Stated task => Count how many lines hold the string "issueRecord", and give only that number.

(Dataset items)
******

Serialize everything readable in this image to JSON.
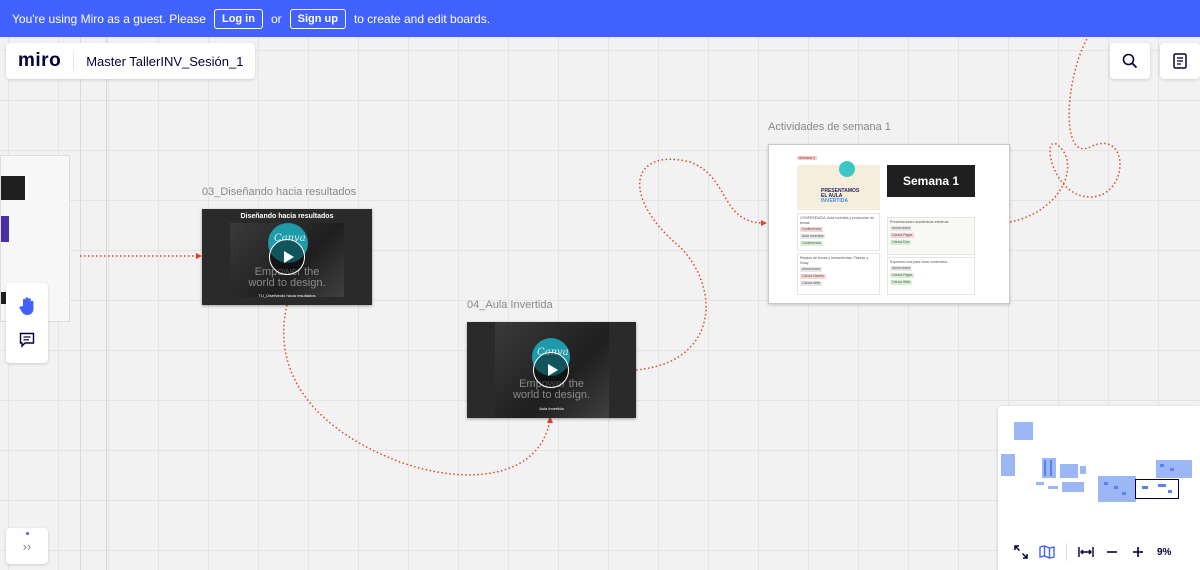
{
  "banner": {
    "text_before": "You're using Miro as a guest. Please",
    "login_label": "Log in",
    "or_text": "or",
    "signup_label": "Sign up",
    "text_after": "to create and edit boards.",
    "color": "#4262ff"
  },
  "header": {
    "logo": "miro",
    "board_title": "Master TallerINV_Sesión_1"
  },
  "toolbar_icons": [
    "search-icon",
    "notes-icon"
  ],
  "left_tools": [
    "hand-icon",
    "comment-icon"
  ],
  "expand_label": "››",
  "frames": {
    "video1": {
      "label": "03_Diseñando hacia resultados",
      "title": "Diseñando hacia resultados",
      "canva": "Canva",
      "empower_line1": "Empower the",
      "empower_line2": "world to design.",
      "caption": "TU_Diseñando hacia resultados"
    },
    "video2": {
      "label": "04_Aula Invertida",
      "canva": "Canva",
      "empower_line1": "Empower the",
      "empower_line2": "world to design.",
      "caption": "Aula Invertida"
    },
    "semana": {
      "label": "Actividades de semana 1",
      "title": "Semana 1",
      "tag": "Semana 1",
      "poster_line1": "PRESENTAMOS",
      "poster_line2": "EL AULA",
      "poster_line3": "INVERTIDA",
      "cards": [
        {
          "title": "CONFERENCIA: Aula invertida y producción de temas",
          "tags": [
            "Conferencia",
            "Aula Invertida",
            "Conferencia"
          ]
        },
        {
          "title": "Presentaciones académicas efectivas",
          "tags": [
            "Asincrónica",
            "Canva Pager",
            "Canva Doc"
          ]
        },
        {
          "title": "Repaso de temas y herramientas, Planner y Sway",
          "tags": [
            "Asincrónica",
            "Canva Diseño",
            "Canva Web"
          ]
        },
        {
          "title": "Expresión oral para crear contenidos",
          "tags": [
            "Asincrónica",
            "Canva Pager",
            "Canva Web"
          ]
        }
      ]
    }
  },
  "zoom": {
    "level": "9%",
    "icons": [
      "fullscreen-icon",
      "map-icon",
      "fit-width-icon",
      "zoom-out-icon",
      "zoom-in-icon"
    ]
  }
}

******

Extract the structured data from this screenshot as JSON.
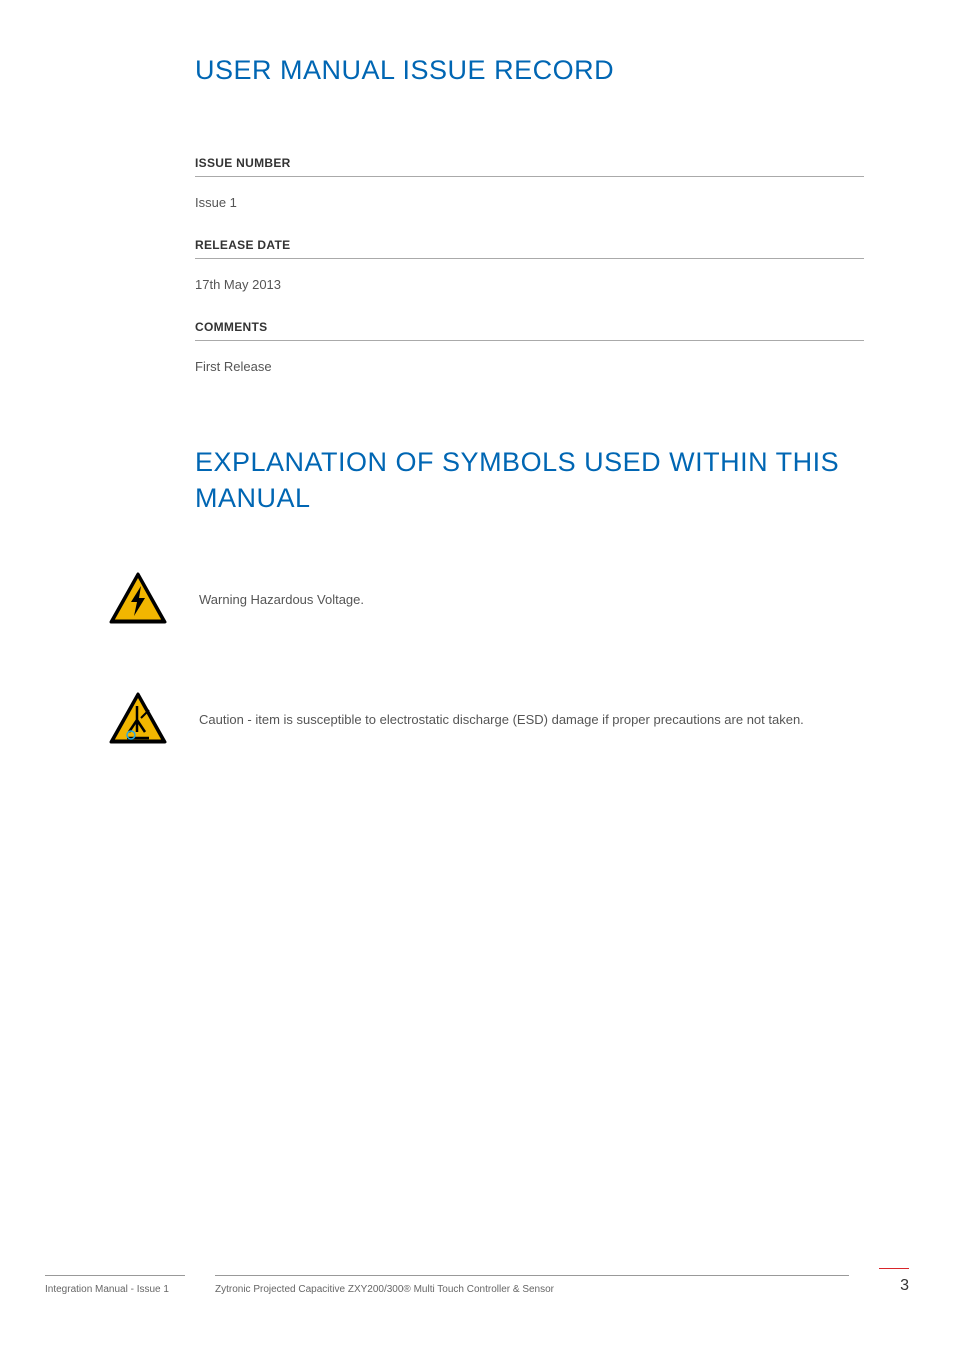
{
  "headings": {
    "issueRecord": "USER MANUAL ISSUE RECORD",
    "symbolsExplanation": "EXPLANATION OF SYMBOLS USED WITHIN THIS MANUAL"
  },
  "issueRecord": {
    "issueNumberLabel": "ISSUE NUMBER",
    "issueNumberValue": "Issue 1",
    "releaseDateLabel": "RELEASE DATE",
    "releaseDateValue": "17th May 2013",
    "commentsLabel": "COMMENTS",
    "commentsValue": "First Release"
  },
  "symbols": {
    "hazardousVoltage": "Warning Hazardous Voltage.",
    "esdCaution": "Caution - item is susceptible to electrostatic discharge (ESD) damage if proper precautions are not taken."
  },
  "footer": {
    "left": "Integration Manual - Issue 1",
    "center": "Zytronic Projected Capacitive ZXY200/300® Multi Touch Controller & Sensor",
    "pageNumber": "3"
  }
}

******

Exercise output => 2